The problem>
Tally the lines of the listing that contain the string "Natus". Give the number and nothing else.

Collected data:
————

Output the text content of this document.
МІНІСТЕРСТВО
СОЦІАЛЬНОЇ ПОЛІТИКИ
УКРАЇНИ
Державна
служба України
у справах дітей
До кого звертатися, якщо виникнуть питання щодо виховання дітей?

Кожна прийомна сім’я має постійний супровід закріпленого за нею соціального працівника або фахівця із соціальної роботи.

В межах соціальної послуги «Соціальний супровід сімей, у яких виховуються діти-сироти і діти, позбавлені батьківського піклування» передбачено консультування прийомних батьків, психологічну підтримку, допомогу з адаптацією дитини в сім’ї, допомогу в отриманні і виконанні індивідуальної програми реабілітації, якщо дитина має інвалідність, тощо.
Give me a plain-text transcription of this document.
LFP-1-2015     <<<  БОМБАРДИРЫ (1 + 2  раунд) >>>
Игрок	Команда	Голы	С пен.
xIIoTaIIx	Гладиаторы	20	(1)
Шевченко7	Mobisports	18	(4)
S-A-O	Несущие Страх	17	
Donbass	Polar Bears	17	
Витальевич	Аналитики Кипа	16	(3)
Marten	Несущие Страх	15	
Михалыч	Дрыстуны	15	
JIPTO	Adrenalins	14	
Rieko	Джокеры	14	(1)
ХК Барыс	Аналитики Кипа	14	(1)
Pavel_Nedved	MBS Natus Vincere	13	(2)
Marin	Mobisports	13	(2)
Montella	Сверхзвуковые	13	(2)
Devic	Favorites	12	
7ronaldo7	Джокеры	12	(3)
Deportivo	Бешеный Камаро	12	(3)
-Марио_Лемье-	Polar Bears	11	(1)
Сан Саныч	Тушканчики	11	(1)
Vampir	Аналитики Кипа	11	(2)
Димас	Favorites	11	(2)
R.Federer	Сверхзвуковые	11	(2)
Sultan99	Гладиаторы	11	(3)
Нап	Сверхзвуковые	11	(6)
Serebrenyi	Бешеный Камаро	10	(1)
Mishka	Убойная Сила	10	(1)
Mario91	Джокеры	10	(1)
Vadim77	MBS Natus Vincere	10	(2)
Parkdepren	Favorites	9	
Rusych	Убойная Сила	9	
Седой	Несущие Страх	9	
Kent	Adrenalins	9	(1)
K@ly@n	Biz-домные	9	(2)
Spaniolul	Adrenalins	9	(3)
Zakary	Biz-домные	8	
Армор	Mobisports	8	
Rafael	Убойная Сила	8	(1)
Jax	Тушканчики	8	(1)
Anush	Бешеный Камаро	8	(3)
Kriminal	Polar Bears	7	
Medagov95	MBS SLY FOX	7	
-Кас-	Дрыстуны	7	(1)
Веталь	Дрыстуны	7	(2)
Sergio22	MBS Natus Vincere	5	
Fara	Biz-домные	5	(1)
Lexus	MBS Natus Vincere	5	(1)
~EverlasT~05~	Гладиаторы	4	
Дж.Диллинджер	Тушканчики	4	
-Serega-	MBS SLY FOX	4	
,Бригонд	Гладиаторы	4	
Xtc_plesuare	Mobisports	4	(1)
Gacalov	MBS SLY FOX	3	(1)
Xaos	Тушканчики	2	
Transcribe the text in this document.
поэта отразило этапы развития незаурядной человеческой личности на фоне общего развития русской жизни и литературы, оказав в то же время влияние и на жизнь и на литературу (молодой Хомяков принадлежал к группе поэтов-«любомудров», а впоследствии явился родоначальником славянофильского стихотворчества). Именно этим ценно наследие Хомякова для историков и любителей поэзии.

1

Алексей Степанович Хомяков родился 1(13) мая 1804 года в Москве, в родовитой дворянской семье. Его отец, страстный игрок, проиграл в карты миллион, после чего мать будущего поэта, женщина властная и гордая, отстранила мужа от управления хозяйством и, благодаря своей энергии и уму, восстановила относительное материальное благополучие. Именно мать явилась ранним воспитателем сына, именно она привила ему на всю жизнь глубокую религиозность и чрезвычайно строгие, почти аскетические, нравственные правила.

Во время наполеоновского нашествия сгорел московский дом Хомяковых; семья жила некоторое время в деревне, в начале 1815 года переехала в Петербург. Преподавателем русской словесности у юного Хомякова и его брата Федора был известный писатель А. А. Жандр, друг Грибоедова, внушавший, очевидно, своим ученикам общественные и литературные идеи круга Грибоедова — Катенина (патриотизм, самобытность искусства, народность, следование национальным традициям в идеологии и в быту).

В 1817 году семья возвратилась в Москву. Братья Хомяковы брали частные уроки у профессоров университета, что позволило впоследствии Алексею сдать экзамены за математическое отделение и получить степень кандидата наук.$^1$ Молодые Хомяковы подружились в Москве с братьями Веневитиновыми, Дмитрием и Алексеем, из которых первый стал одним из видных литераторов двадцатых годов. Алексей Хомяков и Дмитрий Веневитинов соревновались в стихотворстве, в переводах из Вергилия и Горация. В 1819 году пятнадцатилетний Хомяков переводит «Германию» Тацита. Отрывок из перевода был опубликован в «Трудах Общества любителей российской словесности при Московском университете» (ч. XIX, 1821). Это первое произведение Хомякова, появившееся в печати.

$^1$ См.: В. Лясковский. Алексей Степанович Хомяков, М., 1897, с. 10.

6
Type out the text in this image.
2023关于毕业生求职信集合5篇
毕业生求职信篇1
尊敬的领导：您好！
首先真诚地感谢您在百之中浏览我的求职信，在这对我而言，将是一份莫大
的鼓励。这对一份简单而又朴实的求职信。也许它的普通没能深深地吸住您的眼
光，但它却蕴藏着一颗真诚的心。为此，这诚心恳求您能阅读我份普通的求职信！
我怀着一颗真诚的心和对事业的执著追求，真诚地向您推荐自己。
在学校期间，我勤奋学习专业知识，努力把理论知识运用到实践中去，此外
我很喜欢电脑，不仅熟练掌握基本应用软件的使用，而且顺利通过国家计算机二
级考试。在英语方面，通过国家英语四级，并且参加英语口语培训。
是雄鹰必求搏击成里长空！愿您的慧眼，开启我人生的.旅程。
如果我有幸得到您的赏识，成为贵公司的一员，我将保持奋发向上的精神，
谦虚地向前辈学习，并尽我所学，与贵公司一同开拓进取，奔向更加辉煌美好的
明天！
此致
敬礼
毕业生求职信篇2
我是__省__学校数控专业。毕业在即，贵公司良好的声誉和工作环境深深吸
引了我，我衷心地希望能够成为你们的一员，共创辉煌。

————

Answer for this exercise>
4